### Working data
* START *

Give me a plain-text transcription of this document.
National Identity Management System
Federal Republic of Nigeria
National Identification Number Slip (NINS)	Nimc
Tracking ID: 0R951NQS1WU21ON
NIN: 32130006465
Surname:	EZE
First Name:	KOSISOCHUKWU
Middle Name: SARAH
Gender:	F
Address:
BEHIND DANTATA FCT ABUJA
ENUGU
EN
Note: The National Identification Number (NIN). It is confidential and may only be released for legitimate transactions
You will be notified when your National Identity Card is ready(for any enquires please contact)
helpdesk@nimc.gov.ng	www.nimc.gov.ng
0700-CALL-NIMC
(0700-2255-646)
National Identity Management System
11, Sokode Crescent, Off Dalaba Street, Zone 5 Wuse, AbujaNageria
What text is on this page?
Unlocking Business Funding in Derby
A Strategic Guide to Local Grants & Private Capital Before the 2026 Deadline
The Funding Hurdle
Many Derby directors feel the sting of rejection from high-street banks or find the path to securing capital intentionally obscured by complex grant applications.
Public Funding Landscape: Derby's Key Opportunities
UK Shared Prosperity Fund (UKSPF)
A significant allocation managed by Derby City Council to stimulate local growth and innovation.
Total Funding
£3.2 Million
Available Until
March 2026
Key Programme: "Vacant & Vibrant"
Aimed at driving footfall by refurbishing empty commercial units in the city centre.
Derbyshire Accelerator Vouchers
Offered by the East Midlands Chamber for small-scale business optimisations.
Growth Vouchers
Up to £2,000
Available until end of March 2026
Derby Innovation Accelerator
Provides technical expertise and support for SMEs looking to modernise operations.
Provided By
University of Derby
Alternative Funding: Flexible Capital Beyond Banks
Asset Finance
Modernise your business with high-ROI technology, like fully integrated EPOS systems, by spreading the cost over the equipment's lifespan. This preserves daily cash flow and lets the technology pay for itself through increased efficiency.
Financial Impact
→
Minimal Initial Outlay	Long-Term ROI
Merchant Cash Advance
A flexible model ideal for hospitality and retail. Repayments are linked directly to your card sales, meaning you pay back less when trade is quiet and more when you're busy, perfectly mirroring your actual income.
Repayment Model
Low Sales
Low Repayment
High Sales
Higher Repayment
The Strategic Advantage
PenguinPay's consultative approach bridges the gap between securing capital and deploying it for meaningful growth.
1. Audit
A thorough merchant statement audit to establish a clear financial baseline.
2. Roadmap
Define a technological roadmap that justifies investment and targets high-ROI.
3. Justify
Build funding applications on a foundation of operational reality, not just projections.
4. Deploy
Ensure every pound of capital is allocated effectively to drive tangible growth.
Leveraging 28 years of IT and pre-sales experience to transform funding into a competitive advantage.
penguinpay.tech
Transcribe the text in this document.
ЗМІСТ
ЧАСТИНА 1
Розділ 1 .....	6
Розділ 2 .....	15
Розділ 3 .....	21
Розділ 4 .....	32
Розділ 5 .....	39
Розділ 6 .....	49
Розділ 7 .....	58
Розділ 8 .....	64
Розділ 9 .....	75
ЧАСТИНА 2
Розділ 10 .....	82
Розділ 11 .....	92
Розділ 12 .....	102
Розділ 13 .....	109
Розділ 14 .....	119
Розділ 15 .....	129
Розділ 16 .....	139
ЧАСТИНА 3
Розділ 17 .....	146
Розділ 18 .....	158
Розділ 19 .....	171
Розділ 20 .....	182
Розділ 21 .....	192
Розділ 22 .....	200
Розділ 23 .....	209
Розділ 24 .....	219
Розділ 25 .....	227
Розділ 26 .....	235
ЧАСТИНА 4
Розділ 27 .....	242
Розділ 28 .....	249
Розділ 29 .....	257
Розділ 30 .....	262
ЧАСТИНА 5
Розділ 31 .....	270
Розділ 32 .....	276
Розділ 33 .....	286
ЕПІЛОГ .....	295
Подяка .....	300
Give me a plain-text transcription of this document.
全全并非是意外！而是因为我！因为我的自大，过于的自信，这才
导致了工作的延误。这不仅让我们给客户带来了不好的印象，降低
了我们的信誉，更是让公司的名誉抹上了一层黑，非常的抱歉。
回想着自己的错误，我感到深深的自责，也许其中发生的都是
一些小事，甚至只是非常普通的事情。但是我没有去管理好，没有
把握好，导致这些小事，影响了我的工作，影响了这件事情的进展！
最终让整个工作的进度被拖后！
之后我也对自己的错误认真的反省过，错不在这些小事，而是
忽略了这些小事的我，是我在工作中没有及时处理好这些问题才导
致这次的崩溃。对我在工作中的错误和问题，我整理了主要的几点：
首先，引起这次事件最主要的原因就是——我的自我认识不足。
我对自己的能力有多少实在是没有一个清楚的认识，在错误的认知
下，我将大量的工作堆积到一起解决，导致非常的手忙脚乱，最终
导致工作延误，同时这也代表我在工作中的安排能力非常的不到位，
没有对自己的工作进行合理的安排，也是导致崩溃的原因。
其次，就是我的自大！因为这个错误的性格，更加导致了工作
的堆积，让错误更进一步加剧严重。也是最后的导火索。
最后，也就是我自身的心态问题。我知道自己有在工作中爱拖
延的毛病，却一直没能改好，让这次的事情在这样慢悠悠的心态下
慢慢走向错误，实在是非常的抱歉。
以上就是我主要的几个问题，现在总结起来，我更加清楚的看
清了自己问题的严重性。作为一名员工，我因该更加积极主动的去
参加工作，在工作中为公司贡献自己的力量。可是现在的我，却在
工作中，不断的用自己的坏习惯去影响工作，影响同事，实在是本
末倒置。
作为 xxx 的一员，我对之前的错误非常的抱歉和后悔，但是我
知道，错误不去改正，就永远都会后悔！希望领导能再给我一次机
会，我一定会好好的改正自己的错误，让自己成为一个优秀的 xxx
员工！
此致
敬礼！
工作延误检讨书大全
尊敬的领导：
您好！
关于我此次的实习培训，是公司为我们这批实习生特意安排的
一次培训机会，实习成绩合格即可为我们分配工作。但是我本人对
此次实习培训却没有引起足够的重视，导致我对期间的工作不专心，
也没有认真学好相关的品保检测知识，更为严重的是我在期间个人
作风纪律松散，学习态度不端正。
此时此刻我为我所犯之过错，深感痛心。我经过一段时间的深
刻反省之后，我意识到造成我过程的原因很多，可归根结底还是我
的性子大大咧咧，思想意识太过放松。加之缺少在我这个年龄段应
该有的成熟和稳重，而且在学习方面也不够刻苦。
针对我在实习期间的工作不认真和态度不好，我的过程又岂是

* END *

### Given exercise
Nothing in the listing may be changed; retype it all exactly.

### Answer for the task
Give me a plain-text transcription of this document.
National Identity Management System
Federal Republic of Nigeria
National Identification Number Slip (NINS)	Nimc
Tracking ID: 0R951NQS1WU21ON
NIN: 32130006465
Surname:	EZE
First Name:	KOSISOCHUKWU
Middle Name: SARAH
Gender:	F
Address:
BEHIND DANTATA FCT ABUJA
ENUGU
EN
Note: The National Identification Number (NIN). It is confidential and may only be released for legitimate transactions
You will be notified when your National Identity Card is ready(for any enquires please contact)
helpdesk@nimc.gov.ng	www.nimc.gov.ng
0700-CALL-NIMC
(0700-2255-646)
National Identity Management System
11, Sokode Crescent, Off Dalaba Street, Zone 5 Wuse, AbujaNageria
What text is on this page?
Unlocking Business Funding in Derby
A Strategic Guide to Local Grants & Private Capital Before the 2026 Deadline
The Funding Hurdle
Many Derby directors feel the sting of rejection from high-street banks or find the path to securing capital intentionally obscured by complex grant applications.
Public Funding Landscape: Derby's Key Opportunities
UK Shared Prosperity Fund (UKSPF)
A significant allocation managed by Derby City Council to stimulate local growth and innovation.
Total Funding
£3.2 Million
Available Until
March 2026
Key Programme: "Vacant & Vibrant"
Aimed at driving footfall by refurbishing empty commercial units in the city centre.
Derbyshire Accelerator Vouchers
Offered by the East Midlands Chamber for small-scale business optimisations.
Growth Vouchers
Up to £2,000
Available until end of March 2026
Derby Innovation Accelerator
Provides technical expertise and support for SMEs looking to modernise operations.
Provided By
University of Derby
Alternative Funding: Flexible Capital Beyond Banks
Asset Finance
Modernise your business with high-ROI technology, like fully integrated EPOS systems, by spreading the cost over the equipment's lifespan. This preserves daily cash flow and lets the technology pay for itself through increased efficiency.
Financial Impact
→
Minimal Initial Outlay	Long-Term ROI
Merchant Cash Advance
A flexible model ideal for hospitality and retail. Repayments are linked directly to your card sales, meaning you pay back less when trade is quiet and more when you're busy, perfectly mirroring your actual income.
Repayment Model
Low Sales
Low Repayment
High Sales
Higher Repayment
The Strategic Advantage
PenguinPay's consultative approach bridges the gap between securing capital and deploying it for meaningful growth.
1. Audit
A thorough merchant statement audit to establish a clear financial baseline.
2. Roadmap
Define a technological roadmap that justifies investment and targets high-ROI.
3. Justify
Build funding applications on a foundation of operational reality, not just projections.
4. Deploy
Ensure every pound of capital is allocated effectively to drive tangible growth.
Leveraging 28 years of IT and pre-sales experience to transform funding into a competitive advantage.
penguinpay.tech
Transcribe the text in this document.
ЗМІСТ
ЧАСТИНА 1
Розділ 1 .....	6
Розділ 2 .....	15
Розділ 3 .....	21
Розділ 4 .....	32
Розділ 5 .....	39
Розділ 6 .....	49
Розділ 7 .....	58
Розділ 8 .....	64
Розділ 9 .....	75
ЧАСТИНА 2
Розділ 10 .....	82
Розділ 11 .....	92
Розділ 12 .....	102
Розділ 13 .....	109
Розділ 14 .....	119
Розділ 15 .....	129
Розділ 16 .....	139
ЧАСТИНА 3
Розділ 17 .....	146
Розділ 18 .....	158
Розділ 19 .....	171
Розділ 20 .....	182
Розділ 21 .....	192
Розділ 22 .....	200
Розділ 23 .....	209
Розділ 24 .....	219
Розділ 25 .....	227
Розділ 26 .....	235
ЧАСТИНА 4
Розділ 27 .....	242
Розділ 28 .....	249
Розділ 29 .....	257
Розділ 30 .....	262
ЧАСТИНА 5
Розділ 31 .....	270
Розділ 32 .....	276
Розділ 33 .....	286
ЕПІЛОГ .....	295
Подяка .....	300
Give me a plain-text transcription of this document.
全全并非是意外！而是因为我！因为我的自大，过于的自信，这才
导致了工作的延误。这不仅让我们给客户带来了不好的印象，降低
了我们的信誉，更是让公司的名誉抹上了一层黑，非常的抱歉。
回想着自己的错误，我感到深深的自责，也许其中发生的都是
一些小事，甚至只是非常普通的事情。但是我没有去管理好，没有
把握好，导致这些小事，影响了我的工作，影响了这件事情的进展！
最终让整个工作的进度被拖后！
之后我也对自己的错误认真的反省过，错不在这些小事，而是
忽略了这些小事的我，是我在工作中没有及时处理好这些问题才导
致这次的崩溃。对我在工作中的错误和问题，我整理了主要的几点：
首先，引起这次事件最主要的原因就是——我的自我认识不足。
我对自己的能力有多少实在是没有一个清楚的认识，在错误的认知
下，我将大量的工作堆积到一起解决，导致非常的手忙脚乱，最终
导致工作延误，同时这也代表我在工作中的安排能力非常的不到位，
没有对自己的工作进行合理的安排，也是导致崩溃的原因。
其次，就是我的自大！因为这个错误的性格，更加导致了工作
的堆积，让错误更进一步加剧严重。也是最后的导火索。
最后，也就是我自身的心态问题。我知道自己有在工作中爱拖
延的毛病，却一直没能改好，让这次的事情在这样慢悠悠的心态下
慢慢走向错误，实在是非常的抱歉。
以上就是我主要的几个问题，现在总结起来，我更加清楚的看
清了自己问题的严重性。作为一名员工，我因该更加积极主动的去
参加工作，在工作中为公司贡献自己的力量。可是现在的我，却在
工作中，不断的用自己的坏习惯去影响工作，影响同事，实在是本
末倒置。
作为 xxx 的一员，我对之前的错误非常的抱歉和后悔，但是我
知道，错误不去改正，就永远都会后悔！希望领导能再给我一次机
会，我一定会好好的改正自己的错误，让自己成为一个优秀的 xxx
员工！
此致
敬礼！
工作延误检讨书大全
尊敬的领导：
您好！
关于我此次的实习培训，是公司为我们这批实习生特意安排的
一次培训机会，实习成绩合格即可为我们分配工作。但是我本人对
此次实习培训却没有引起足够的重视，导致我对期间的工作不专心，
也没有认真学好相关的品保检测知识，更为严重的是我在期间个人
作风纪律松散，学习态度不端正。
此时此刻我为我所犯之过错，深感痛心。我经过一段时间的深
刻反省之后，我意识到造成我过程的原因很多，可归根结底还是我
的性子大大咧咧，思想意识太过放松。加之缺少在我这个年龄段应
该有的成熟和稳重，而且在学习方面也不够刻苦。
针对我在实习期间的工作不认真和态度不好，我的过程又岂是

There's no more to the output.